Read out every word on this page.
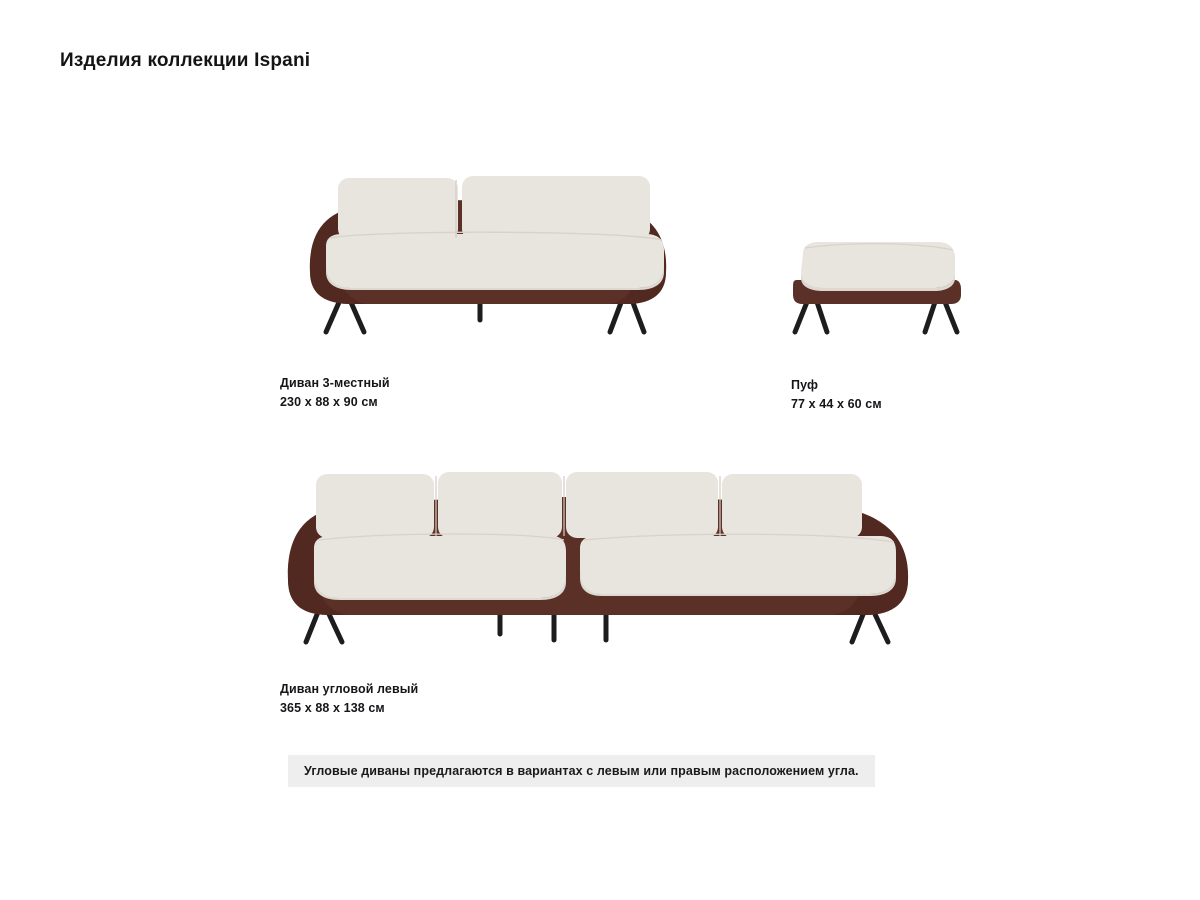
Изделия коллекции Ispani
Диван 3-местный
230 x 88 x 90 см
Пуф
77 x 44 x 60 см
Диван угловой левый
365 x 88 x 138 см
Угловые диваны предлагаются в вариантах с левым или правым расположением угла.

+ + + + +

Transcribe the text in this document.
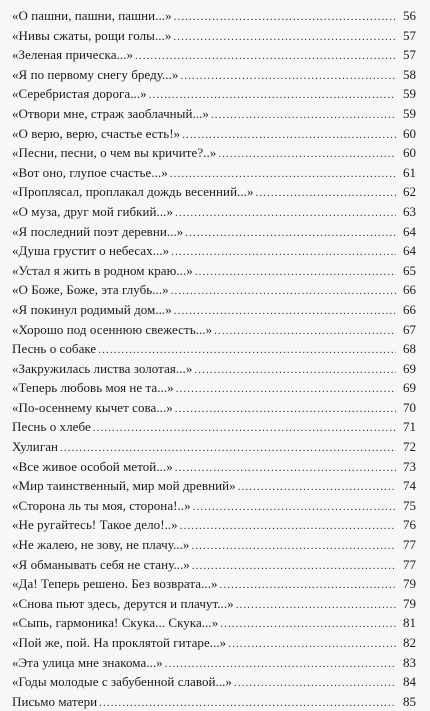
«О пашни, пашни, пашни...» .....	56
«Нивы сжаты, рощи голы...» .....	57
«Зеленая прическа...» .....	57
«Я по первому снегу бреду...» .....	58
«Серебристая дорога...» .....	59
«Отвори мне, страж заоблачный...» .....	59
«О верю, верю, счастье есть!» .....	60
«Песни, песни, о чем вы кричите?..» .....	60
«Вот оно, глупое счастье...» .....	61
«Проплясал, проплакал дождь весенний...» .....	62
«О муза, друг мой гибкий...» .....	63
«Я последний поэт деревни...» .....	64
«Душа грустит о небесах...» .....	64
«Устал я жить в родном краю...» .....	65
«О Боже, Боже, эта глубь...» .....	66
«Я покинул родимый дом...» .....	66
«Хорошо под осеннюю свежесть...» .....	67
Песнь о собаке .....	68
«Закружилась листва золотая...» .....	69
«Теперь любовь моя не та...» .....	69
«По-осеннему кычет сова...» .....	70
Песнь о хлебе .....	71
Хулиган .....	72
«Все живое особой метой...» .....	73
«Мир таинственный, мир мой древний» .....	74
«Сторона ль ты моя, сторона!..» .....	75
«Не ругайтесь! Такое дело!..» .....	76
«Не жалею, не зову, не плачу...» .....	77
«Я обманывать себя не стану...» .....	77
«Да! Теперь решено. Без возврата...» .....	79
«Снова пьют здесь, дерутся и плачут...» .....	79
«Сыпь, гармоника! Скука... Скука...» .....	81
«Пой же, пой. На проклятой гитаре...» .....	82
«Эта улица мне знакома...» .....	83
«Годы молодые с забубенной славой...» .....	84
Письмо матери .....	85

+ + + + +

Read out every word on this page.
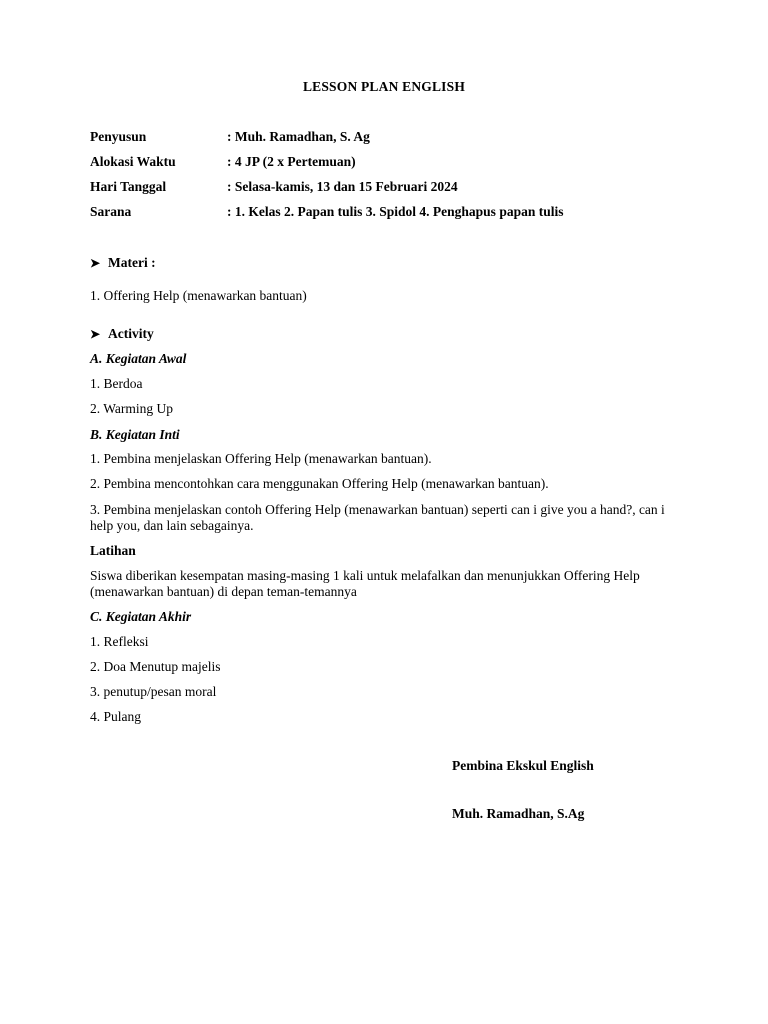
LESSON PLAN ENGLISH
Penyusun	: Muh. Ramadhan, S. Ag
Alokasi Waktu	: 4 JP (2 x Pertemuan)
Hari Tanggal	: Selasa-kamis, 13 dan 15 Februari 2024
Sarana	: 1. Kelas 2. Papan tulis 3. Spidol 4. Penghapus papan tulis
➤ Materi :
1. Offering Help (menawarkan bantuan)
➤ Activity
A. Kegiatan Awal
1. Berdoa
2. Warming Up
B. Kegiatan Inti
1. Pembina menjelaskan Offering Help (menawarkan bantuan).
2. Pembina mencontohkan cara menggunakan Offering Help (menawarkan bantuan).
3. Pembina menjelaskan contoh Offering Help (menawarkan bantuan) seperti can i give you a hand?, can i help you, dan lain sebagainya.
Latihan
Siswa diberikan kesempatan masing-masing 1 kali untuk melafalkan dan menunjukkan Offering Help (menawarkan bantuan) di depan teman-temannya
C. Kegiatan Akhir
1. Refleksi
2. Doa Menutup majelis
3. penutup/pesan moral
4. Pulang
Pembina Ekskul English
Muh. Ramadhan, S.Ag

+ + + + +

* _Problem to work on_: Look through the material above and pick out each line holding the word "Pembina".

* _Correct response_:
1. Pembina menjelaskan Offering Help (menawarkan bantuan).
2. Pembina mencontohkan cara menggunakan Offering Help (menawarkan bantuan).
3. Pembina menjelaskan contoh Offering Help (menawarkan bantuan) seperti can i give you a hand?, can i help you, dan lain sebagainya.
Pembina Ekskul English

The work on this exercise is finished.